▶ Requirements
Give every line from the entries that contains "this".

▶ Data listing
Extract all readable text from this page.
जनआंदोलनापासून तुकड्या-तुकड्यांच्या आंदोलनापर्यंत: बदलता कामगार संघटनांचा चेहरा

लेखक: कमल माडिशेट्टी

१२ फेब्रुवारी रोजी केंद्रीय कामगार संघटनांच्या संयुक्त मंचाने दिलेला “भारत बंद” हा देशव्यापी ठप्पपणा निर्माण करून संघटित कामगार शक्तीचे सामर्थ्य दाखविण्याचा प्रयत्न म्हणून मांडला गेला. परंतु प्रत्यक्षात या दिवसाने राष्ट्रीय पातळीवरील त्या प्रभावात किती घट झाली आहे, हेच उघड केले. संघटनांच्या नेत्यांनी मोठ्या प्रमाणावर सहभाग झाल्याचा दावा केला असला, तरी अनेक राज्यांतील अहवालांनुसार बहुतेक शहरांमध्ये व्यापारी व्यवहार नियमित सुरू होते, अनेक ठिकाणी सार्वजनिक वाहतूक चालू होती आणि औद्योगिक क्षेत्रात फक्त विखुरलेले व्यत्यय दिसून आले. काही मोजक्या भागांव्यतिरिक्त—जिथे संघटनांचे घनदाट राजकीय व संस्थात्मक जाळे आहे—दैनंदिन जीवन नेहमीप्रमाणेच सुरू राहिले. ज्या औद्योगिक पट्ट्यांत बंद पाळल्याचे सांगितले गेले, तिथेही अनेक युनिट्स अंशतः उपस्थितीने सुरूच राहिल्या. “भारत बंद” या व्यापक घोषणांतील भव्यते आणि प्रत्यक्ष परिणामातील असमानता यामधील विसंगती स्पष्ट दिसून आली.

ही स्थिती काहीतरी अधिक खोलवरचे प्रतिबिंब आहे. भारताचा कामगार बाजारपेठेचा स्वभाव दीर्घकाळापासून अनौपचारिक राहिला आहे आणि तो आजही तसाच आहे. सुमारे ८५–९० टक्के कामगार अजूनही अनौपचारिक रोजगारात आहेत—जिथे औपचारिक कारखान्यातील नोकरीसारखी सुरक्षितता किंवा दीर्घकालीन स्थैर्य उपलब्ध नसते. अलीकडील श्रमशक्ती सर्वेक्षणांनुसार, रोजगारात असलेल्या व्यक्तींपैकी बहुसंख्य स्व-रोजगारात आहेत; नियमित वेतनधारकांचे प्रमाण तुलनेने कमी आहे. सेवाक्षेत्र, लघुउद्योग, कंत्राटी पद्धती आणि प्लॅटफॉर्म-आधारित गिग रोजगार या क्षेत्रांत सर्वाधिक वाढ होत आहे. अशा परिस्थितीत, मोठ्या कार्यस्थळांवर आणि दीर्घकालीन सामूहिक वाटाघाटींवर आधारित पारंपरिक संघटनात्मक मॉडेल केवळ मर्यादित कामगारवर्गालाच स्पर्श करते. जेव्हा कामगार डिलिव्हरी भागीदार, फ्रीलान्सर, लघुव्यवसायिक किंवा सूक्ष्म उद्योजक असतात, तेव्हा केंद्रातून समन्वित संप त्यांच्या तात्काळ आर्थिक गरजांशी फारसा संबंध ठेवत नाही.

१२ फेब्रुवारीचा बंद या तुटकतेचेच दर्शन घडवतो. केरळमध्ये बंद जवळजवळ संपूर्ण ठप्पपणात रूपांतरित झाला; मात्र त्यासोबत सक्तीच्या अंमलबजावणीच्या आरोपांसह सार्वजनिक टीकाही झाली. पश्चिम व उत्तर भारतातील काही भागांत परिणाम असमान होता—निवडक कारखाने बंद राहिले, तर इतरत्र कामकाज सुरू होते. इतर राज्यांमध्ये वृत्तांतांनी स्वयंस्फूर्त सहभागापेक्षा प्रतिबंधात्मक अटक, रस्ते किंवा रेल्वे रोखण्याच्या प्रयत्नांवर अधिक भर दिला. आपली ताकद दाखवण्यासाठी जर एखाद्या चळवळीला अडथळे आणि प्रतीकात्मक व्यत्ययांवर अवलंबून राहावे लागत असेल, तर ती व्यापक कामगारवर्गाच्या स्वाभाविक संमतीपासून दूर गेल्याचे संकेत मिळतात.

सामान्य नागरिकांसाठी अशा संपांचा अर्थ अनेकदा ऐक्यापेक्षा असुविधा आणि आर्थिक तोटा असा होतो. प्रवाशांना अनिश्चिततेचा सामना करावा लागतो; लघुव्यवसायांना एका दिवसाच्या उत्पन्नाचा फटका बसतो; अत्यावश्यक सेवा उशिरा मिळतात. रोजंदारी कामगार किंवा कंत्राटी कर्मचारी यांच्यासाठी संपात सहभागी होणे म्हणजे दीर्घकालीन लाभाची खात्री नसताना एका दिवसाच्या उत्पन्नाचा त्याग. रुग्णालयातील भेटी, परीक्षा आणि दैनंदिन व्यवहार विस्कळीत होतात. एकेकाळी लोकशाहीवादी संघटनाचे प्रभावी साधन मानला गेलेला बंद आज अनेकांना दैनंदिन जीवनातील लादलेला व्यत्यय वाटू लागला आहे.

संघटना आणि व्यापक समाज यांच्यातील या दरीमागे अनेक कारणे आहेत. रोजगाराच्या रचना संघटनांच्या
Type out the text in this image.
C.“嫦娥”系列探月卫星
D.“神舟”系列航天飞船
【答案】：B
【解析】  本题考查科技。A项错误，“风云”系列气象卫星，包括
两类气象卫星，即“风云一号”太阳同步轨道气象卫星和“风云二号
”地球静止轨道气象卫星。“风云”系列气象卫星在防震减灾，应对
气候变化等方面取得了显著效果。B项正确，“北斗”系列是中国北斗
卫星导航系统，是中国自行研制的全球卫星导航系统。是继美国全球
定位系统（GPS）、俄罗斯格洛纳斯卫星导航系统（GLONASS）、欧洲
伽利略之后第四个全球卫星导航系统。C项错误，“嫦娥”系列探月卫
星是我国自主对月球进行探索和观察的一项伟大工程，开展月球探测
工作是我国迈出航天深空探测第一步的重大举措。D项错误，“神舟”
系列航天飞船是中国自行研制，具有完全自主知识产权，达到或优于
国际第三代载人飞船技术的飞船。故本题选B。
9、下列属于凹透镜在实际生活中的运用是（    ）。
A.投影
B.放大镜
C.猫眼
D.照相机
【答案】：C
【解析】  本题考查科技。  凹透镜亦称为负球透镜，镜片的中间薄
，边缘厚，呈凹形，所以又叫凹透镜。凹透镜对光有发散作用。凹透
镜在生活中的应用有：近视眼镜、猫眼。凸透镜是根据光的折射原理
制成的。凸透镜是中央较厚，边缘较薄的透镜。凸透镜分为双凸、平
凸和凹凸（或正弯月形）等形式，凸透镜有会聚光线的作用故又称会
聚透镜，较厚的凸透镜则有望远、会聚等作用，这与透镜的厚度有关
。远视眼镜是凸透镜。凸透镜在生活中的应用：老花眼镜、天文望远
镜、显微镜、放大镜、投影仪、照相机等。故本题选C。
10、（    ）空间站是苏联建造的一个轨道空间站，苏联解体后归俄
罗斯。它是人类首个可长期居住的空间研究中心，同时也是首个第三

▶ Worked solution
Extract all readable text from this page.
Type out the text in this image.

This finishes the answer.